Task statement>
Reproduce the records below exactly as they appear.

Information shown>
* begin *

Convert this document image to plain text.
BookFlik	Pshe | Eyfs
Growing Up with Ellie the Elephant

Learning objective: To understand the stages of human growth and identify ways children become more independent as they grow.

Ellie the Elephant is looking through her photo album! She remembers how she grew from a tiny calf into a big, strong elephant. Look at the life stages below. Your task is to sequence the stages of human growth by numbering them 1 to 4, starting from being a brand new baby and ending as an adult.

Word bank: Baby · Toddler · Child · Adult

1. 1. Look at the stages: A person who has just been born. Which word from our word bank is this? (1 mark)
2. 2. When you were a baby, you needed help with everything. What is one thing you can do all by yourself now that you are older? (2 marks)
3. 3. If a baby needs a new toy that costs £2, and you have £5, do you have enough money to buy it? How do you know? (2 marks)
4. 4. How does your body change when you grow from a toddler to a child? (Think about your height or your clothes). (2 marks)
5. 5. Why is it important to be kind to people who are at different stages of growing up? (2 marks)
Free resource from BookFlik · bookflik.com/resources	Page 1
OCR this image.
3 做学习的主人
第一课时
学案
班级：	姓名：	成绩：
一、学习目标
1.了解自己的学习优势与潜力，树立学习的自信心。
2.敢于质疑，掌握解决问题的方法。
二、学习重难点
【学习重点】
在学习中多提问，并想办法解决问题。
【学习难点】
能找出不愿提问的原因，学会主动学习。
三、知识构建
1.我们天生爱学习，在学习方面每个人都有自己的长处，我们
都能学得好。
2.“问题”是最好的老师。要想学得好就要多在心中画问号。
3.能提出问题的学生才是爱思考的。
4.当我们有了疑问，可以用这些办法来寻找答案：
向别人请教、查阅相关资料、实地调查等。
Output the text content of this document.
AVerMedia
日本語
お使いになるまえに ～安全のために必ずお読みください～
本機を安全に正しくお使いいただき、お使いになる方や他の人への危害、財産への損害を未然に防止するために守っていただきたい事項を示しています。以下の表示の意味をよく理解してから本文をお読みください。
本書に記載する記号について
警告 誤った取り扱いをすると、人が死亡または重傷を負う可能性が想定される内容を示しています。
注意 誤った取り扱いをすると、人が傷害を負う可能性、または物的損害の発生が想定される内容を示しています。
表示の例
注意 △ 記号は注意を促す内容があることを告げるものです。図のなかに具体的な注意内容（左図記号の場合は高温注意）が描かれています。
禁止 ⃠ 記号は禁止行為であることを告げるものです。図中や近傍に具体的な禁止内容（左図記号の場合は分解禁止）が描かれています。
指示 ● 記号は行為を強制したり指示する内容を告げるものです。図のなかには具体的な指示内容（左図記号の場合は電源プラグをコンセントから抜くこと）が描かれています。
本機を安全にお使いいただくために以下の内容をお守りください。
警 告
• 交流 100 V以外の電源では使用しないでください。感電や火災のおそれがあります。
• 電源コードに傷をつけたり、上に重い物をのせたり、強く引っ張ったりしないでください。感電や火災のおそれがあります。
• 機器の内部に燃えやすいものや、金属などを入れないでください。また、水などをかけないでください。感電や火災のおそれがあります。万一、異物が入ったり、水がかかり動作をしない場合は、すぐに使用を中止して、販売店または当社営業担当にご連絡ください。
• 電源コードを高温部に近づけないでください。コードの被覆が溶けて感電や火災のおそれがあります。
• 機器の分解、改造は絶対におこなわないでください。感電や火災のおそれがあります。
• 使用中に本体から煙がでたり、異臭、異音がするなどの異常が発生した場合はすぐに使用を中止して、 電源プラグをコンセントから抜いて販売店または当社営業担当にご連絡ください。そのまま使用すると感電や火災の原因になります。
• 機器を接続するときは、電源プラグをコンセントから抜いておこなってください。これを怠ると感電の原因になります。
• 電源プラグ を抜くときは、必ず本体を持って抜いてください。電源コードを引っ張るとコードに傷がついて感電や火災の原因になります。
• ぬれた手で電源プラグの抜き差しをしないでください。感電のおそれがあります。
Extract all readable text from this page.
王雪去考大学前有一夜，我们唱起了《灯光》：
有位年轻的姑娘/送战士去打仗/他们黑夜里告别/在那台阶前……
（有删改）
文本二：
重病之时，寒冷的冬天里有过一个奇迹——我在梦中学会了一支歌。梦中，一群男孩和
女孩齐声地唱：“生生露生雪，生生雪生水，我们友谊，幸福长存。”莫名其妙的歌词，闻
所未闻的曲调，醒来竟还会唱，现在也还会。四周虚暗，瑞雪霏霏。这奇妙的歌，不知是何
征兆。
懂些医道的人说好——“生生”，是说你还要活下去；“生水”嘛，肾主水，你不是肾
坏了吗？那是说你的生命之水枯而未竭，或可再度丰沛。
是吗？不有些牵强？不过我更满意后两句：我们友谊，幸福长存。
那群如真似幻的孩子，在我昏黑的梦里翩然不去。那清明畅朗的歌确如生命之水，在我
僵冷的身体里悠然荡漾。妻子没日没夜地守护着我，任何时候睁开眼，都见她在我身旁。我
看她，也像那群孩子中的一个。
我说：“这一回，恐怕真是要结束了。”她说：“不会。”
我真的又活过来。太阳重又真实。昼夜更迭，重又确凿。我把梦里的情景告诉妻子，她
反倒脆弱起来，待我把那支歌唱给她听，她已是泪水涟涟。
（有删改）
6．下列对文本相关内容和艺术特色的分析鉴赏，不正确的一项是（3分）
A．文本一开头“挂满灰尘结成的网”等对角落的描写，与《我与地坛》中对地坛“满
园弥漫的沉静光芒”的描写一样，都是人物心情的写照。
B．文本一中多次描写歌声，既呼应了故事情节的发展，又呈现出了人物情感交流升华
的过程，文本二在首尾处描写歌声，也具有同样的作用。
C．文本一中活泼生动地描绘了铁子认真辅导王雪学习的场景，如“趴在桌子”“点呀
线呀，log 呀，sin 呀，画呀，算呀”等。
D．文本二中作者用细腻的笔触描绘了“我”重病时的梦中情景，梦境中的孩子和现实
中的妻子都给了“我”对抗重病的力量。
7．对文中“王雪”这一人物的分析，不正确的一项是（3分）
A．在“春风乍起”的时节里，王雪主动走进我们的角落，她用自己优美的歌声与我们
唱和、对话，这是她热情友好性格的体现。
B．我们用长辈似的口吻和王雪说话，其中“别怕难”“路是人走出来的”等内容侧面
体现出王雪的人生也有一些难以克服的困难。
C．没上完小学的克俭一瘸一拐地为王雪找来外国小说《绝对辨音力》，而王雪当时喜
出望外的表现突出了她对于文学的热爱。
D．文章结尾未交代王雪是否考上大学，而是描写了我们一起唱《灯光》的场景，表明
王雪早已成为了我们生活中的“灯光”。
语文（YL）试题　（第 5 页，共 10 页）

* end *

Solution to this exercise>
Convert this document image to plain text.
BookFlik	Pshe | Eyfs
Growing Up with Ellie the Elephant

Learning objective: To understand the stages of human growth and identify ways children become more independent as they grow.

Ellie the Elephant is looking through her photo album! She remembers how she grew from a tiny calf into a big, strong elephant. Look at the life stages below. Your task is to sequence the stages of human growth by numbering them 1 to 4, starting from being a brand new baby and ending as an adult.

Word bank: Baby · Toddler · Child · Adult

1. 1. Look at the stages: A person who has just been born. Which word from our word bank is this? (1 mark)
2. 2. When you were a baby, you needed help with everything. What is one thing you can do all by yourself now that you are older? (2 marks)
3. 3. If a baby needs a new toy that costs £2, and you have £5, do you have enough money to buy it? How do you know? (2 marks)
4. 4. How does your body change when you grow from a toddler to a child? (Think about your height or your clothes). (2 marks)
5. 5. Why is it important to be kind to people who are at different stages of growing up? (2 marks)
Free resource from BookFlik · bookflik.com/resources	Page 1
OCR this image.
3 做学习的主人
第一课时
学案
班级：	姓名：	成绩：
一、学习目标
1.了解自己的学习优势与潜力，树立学习的自信心。
2.敢于质疑，掌握解决问题的方法。
二、学习重难点
【学习重点】
在学习中多提问，并想办法解决问题。
【学习难点】
能找出不愿提问的原因，学会主动学习。
三、知识构建
1.我们天生爱学习，在学习方面每个人都有自己的长处，我们
都能学得好。
2.“问题”是最好的老师。要想学得好就要多在心中画问号。
3.能提出问题的学生才是爱思考的。
4.当我们有了疑问，可以用这些办法来寻找答案：
向别人请教、查阅相关资料、实地调查等。
Output the text content of this document.
AVerMedia
日本語
お使いになるまえに ～安全のために必ずお読みください～
本機を安全に正しくお使いいただき、お使いになる方や他の人への危害、財産への損害を未然に防止するために守っていただきたい事項を示しています。以下の表示の意味をよく理解してから本文をお読みください。
本書に記載する記号について
警告 誤った取り扱いをすると、人が死亡または重傷を負う可能性が想定される内容を示しています。
注意 誤った取り扱いをすると、人が傷害を負う可能性、または物的損害の発生が想定される内容を示しています。
表示の例
注意 △ 記号は注意を促す内容があることを告げるものです。図のなかに具体的な注意内容（左図記号の場合は高温注意）が描かれています。
禁止 ⃠ 記号は禁止行為であることを告げるものです。図中や近傍に具体的な禁止内容（左図記号の場合は分解禁止）が描かれています。
指示 ● 記号は行為を強制したり指示する内容を告げるものです。図のなかには具体的な指示内容（左図記号の場合は電源プラグをコンセントから抜くこと）が描かれています。
本機を安全にお使いいただくために以下の内容をお守りください。
警 告
• 交流 100 V以外の電源では使用しないでください。感電や火災のおそれがあります。
• 電源コードに傷をつけたり、上に重い物をのせたり、強く引っ張ったりしないでください。感電や火災のおそれがあります。
• 機器の内部に燃えやすいものや、金属などを入れないでください。また、水などをかけないでください。感電や火災のおそれがあります。万一、異物が入ったり、水がかかり動作をしない場合は、すぐに使用を中止して、販売店または当社営業担当にご連絡ください。
• 電源コードを高温部に近づけないでください。コードの被覆が溶けて感電や火災のおそれがあります。
• 機器の分解、改造は絶対におこなわないでください。感電や火災のおそれがあります。
• 使用中に本体から煙がでたり、異臭、異音がするなどの異常が発生した場合はすぐに使用を中止して、 電源プラグをコンセントから抜いて販売店または当社営業担当にご連絡ください。そのまま使用すると感電や火災の原因になります。
• 機器を接続するときは、電源プラグをコンセントから抜いておこなってください。これを怠ると感電の原因になります。
• 電源プラグ を抜くときは、必ず本体を持って抜いてください。電源コードを引っ張るとコードに傷がついて感電や火災の原因になります。
• ぬれた手で電源プラグの抜き差しをしないでください。感電のおそれがあります。
Extract all readable text from this page.
王雪去考大学前有一夜，我们唱起了《灯光》：
有位年轻的姑娘/送战士去打仗/他们黑夜里告别/在那台阶前……
（有删改）
文本二：
重病之时，寒冷的冬天里有过一个奇迹——我在梦中学会了一支歌。梦中，一群男孩和
女孩齐声地唱：“生生露生雪，生生雪生水，我们友谊，幸福长存。”莫名其妙的歌词，闻
所未闻的曲调，醒来竟还会唱，现在也还会。四周虚暗，瑞雪霏霏。这奇妙的歌，不知是何
征兆。
懂些医道的人说好——“生生”，是说你还要活下去；“生水”嘛，肾主水，你不是肾
坏了吗？那是说你的生命之水枯而未竭，或可再度丰沛。
是吗？不有些牵强？不过我更满意后两句：我们友谊，幸福长存。
那群如真似幻的孩子，在我昏黑的梦里翩然不去。那清明畅朗的歌确如生命之水，在我
僵冷的身体里悠然荡漾。妻子没日没夜地守护着我，任何时候睁开眼，都见她在我身旁。我
看她，也像那群孩子中的一个。
我说：“这一回，恐怕真是要结束了。”她说：“不会。”
我真的又活过来。太阳重又真实。昼夜更迭，重又确凿。我把梦里的情景告诉妻子，她
反倒脆弱起来，待我把那支歌唱给她听，她已是泪水涟涟。
（有删改）
6．下列对文本相关内容和艺术特色的分析鉴赏，不正确的一项是（3分）
A．文本一开头“挂满灰尘结成的网”等对角落的描写，与《我与地坛》中对地坛“满
园弥漫的沉静光芒”的描写一样，都是人物心情的写照。
B．文本一中多次描写歌声，既呼应了故事情节的发展，又呈现出了人物情感交流升华
的过程，文本二在首尾处描写歌声，也具有同样的作用。
C．文本一中活泼生动地描绘了铁子认真辅导王雪学习的场景，如“趴在桌子”“点呀
线呀，log 呀，sin 呀，画呀，算呀”等。
D．文本二中作者用细腻的笔触描绘了“我”重病时的梦中情景，梦境中的孩子和现实
中的妻子都给了“我”对抗重病的力量。
7．对文中“王雪”这一人物的分析，不正确的一项是（3分）
A．在“春风乍起”的时节里，王雪主动走进我们的角落，她用自己优美的歌声与我们
唱和、对话，这是她热情友好性格的体现。
B．我们用长辈似的口吻和王雪说话，其中“别怕难”“路是人走出来的”等内容侧面
体现出王雪的人生也有一些难以克服的困难。
C．没上完小学的克俭一瘸一拐地为王雪找来外国小说《绝对辨音力》，而王雪当时喜
出望外的表现突出了她对于文学的热爱。
D．文章结尾未交代王雪是否考上大学，而是描写了我们一起唱《灯光》的场景，表明
王雪早已成为了我们生活中的“灯光”。
语文（YL）试题　（第 5 页，共 10 页）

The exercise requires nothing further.